▶ [Problem requirements] Return everything from the start of the data down to the line containing "localize each UI", word for word, leaving out the pictures.

▶ [Supplied entries]

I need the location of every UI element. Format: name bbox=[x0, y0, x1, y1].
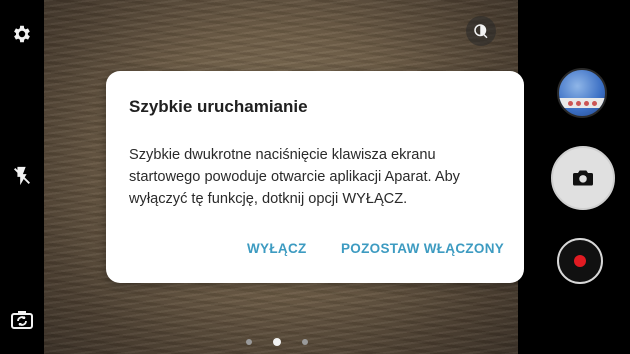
page-dot-active[interactable] bbox=[273, 338, 281, 346]
page-dot[interactable] bbox=[302, 339, 308, 345]
filter-icon[interactable] bbox=[466, 16, 496, 46]
gallery-thumbnail[interactable] bbox=[557, 68, 607, 118]
thumbnail-strip bbox=[559, 98, 605, 108]
flash-off-icon[interactable] bbox=[8, 162, 36, 190]
gear-icon[interactable] bbox=[8, 20, 36, 48]
turn-off-button[interactable]: WYŁĄCZ bbox=[247, 241, 307, 256]
record-video-button[interactable] bbox=[557, 238, 603, 284]
dialog-title: Szybkie uruchamianie bbox=[129, 97, 308, 116]
dialog-message: Szybkie dwukrotne naciśnięcie klawisza e… bbox=[129, 147, 460, 207]
quick-launch-dialog: Szybkie uruchamianie Szybkie dwukrotne n… bbox=[106, 71, 524, 283]
switch-camera-icon[interactable] bbox=[8, 306, 36, 334]
capture-photo-button[interactable] bbox=[551, 146, 615, 210]
page-dot[interactable] bbox=[246, 339, 252, 345]
keep-on-button[interactable]: POZOSTAW WŁĄCZONY bbox=[341, 241, 504, 256]
camera-icon bbox=[573, 170, 593, 186]
record-dot-icon bbox=[574, 255, 586, 267]
page-indicator bbox=[246, 338, 308, 346]
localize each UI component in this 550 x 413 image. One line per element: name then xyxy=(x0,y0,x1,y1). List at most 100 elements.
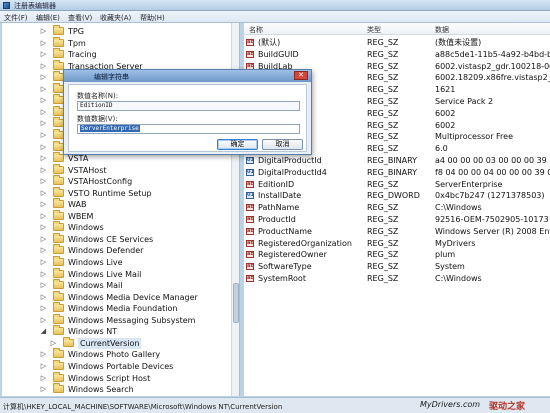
value-row[interactable]: ab PathName REG_SZ C:\Windows xyxy=(244,202,550,213)
expand-arrow-icon[interactable]: ▷ xyxy=(40,270,47,278)
tree-item[interactable]: ▷ TPG xyxy=(2,25,234,37)
tree-item[interactable]: ▷ Windows Mail xyxy=(2,279,234,291)
expand-arrow-icon[interactable]: ▷ xyxy=(40,351,47,358)
menu-favorites[interactable]: 收藏夹(A) xyxy=(100,13,131,23)
tree-scrollbar-thumb[interactable] xyxy=(233,283,239,323)
menu-edit[interactable]: 编辑(E) xyxy=(36,13,60,23)
expand-arrow-icon[interactable]: ▷ xyxy=(40,97,47,104)
tree-item[interactable]: ▷ VSTO Runtime Setup xyxy=(2,186,234,199)
expand-arrow-icon[interactable]: ▷ xyxy=(40,39,47,47)
expand-arrow-icon[interactable]: ▷ xyxy=(40,51,47,58)
value-row[interactable]: ab RegisteredOwner REG_SZ plum xyxy=(244,249,550,260)
folder-icon xyxy=(53,232,64,243)
tree-item[interactable]: ▷ Windows Live Mail xyxy=(2,267,234,280)
expand-arrow-icon[interactable]: ▷ xyxy=(40,120,47,127)
expand-arrow-icon[interactable]: ▷ xyxy=(40,143,47,151)
tree-item[interactable]: ▷ Tracing xyxy=(2,48,234,60)
expand-arrow-icon[interactable]: ▷ xyxy=(40,201,47,208)
column-type[interactable]: 类型 xyxy=(367,25,381,35)
tree-item[interactable]: ▷ Windows Portable Devices xyxy=(2,359,234,372)
value-data-input[interactable]: ServerEnterprise xyxy=(77,124,300,134)
expand-arrow-icon[interactable]: ▷ xyxy=(40,74,47,81)
folder-icon xyxy=(53,198,64,209)
expand-arrow-icon[interactable]: ▷ xyxy=(40,282,47,289)
expand-arrow-icon[interactable]: ▷ xyxy=(40,386,47,393)
tree-item[interactable]: ▷ Windows Photo Gallery xyxy=(2,348,234,360)
expand-arrow-icon[interactable]: ▷ xyxy=(40,362,47,370)
column-data[interactable]: 数据 xyxy=(435,25,449,35)
tree-item-label: VSTAHost xyxy=(68,165,107,175)
value-row[interactable]: ab BuildGUID REG_SZ a88c5de1-11b5-4a92-b4bd… xyxy=(244,49,550,60)
tree-item[interactable]: ▷ VSTAHostConfig xyxy=(2,175,234,187)
cancel-button[interactable]: 取消 xyxy=(262,139,303,150)
tree-item-label: Windows Script Host xyxy=(68,373,151,383)
value-row[interactable]: ab (默认) REG_SZ (数值未设置) xyxy=(244,37,550,48)
tree-item[interactable]: ◢ Windows NT xyxy=(2,325,234,337)
expand-arrow-icon[interactable]: ▷ xyxy=(40,131,47,139)
expand-arrow-icon[interactable]: ◢ xyxy=(40,328,47,335)
expand-arrow-icon[interactable]: ▷ xyxy=(40,259,47,266)
value-type: REG_SZ xyxy=(367,49,399,59)
value-data: 6002 xyxy=(435,120,456,130)
tree-item[interactable]: ▷ Windows CE Services xyxy=(2,232,234,245)
value-type: REG_SZ xyxy=(367,132,399,142)
expand-arrow-icon[interactable]: ▷ xyxy=(40,85,47,93)
tree-item[interactable]: ▷ Windows xyxy=(2,221,234,233)
value-row[interactable]: ab RegisteredOrganization REG_SZ MyDrivers xyxy=(244,238,550,249)
value-name-field: EditionID xyxy=(77,101,300,111)
expand-arrow-icon[interactable]: ▷ xyxy=(40,247,47,254)
ok-button[interactable]: 确定 xyxy=(217,139,258,150)
expand-arrow-icon[interactable]: ▷ xyxy=(50,339,57,347)
expand-arrow-icon[interactable]: ▷ xyxy=(40,374,47,382)
expand-arrow-icon[interactable]: ▷ xyxy=(40,212,47,220)
tree-item[interactable]: ▷ Windows Search xyxy=(2,383,234,395)
close-icon[interactable]: ✕ xyxy=(294,71,308,80)
value-row[interactable]: ab ProductId REG_SZ 92516-OEM-7502905-10173 xyxy=(244,214,550,225)
tree-item[interactable]: ▷ Tpm xyxy=(2,36,234,49)
value-row[interactable]: 01 InstallDate REG_DWORD 0x4bc7b247 (127137… xyxy=(244,190,550,201)
value-type: REG_SZ xyxy=(367,61,399,71)
value-row[interactable]: ab SystemRoot REG_SZ C:\Windows xyxy=(244,273,550,284)
menu-file[interactable]: 文件(F) xyxy=(4,13,28,23)
tree-item[interactable]: ▷ CurrentVersion xyxy=(2,336,234,349)
tree-item[interactable]: ▷ Windows Media Foundation xyxy=(2,302,234,314)
tree-item[interactable]: ▷ VSTAHost xyxy=(2,163,234,176)
string-value-icon: ab xyxy=(246,263,254,271)
expand-arrow-icon[interactable]: ▷ xyxy=(40,178,47,185)
expand-arrow-icon[interactable]: ▷ xyxy=(40,166,47,174)
expand-arrow-icon[interactable]: ▷ xyxy=(40,316,47,324)
expand-arrow-icon[interactable]: ▷ xyxy=(40,28,47,35)
expand-arrow-icon[interactable]: ▷ xyxy=(40,155,47,162)
tree-item[interactable]: ▷ WAB xyxy=(2,198,234,210)
tree-item[interactable]: ▷ Windows Media Device Manager xyxy=(2,290,234,303)
expand-arrow-icon[interactable]: ▷ xyxy=(40,305,47,312)
expand-arrow-icon[interactable]: ▷ xyxy=(40,62,47,70)
value-data-selection: ServerEnterprise xyxy=(80,125,140,132)
value-row[interactable]: 01 DigitalProductId REG_BINARY a4 00 00 00 … xyxy=(244,155,550,166)
tree-item[interactable]: ▷ Windows Script Host xyxy=(2,371,234,384)
expand-arrow-icon[interactable]: ▷ xyxy=(40,235,47,243)
menu-help[interactable]: 帮助(H) xyxy=(140,13,165,23)
menu-view[interactable]: 查看(V) xyxy=(68,13,92,23)
value-row[interactable]: 01 DigitalProductId4 REG_BINARY f8 04 00 00… xyxy=(244,167,550,178)
value-row[interactable]: ab EditionID REG_SZ ServerEnterprise xyxy=(244,179,550,190)
value-data: 6002.18209.x86fre.vistasp2_gdr.1 xyxy=(435,73,550,83)
tree-item-label: Windows Search xyxy=(68,385,134,395)
expand-arrow-icon[interactable]: ▷ xyxy=(40,224,47,231)
value-name: DigitalProductId xyxy=(258,156,322,165)
expand-arrow-icon[interactable]: ▷ xyxy=(40,293,47,301)
tree-item[interactable]: ▷ Windows Defender xyxy=(2,244,234,256)
expand-arrow-icon[interactable]: ▷ xyxy=(40,189,47,197)
folder-icon xyxy=(53,348,64,359)
tree-item-label: CurrentVersion xyxy=(78,337,142,349)
column-name[interactable]: 名称 xyxy=(249,25,263,35)
expand-arrow-icon[interactable]: ▷ xyxy=(40,108,47,116)
tree-item[interactable]: ▷ Windows Live xyxy=(2,256,234,268)
value-row[interactable]: ab ProductName REG_SZ Windows Server (R) 20… xyxy=(244,226,550,237)
value-row[interactable]: ab SoftwareType REG_SZ System xyxy=(244,261,550,272)
value-name: ProductName xyxy=(258,226,312,236)
tree-item[interactable]: ▷ Windows Messaging Subsystem xyxy=(2,313,234,326)
value-name: SystemRoot xyxy=(258,274,306,283)
tree-item[interactable]: ▷ WBEM xyxy=(2,209,234,222)
value-type: REG_SZ xyxy=(367,73,399,83)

▶ [Answer for the task]
I need the location of every UI element. Format: name bbox=[x0, y0, x1, y1].
page-dot-active[interactable] bbox=[273, 338, 281, 346]
page-dot[interactable] bbox=[302, 339, 308, 345]
filter-icon[interactable] bbox=[466, 16, 496, 46]
gallery-thumbnail[interactable] bbox=[557, 68, 607, 118]
thumbnail-strip bbox=[559, 98, 605, 108]
flash-off-icon[interactable] bbox=[8, 162, 36, 190]
gear-icon[interactable] bbox=[8, 20, 36, 48]
turn-off-button[interactable]: WYŁĄCZ bbox=[247, 241, 307, 256]
record-video-button[interactable] bbox=[557, 238, 603, 284]
dialog-title: Szybkie uruchamianie bbox=[129, 97, 308, 116]
dialog-message: Szybkie dwukrotne naciśnięcie klawisza e… bbox=[129, 147, 460, 207]
quick-launch-dialog: Szybkie uruchamianie Szybkie dwukrotne n… bbox=[106, 71, 524, 283]
switch-camera-icon[interactable] bbox=[8, 306, 36, 334]
capture-photo-button[interactable] bbox=[551, 146, 615, 210]
page-dot[interactable] bbox=[246, 339, 252, 345]
keep-on-button[interactable]: POZOSTAW WŁĄCZONY bbox=[341, 241, 504, 256]
camera-icon bbox=[573, 170, 593, 186]
record-dot-icon bbox=[574, 255, 586, 267]
page-indicator bbox=[246, 338, 308, 346]
localize each UI component in this 550 x 413 image. One line per element: name then xyxy=(x0,y0,x1,y1). List at most 100 elements.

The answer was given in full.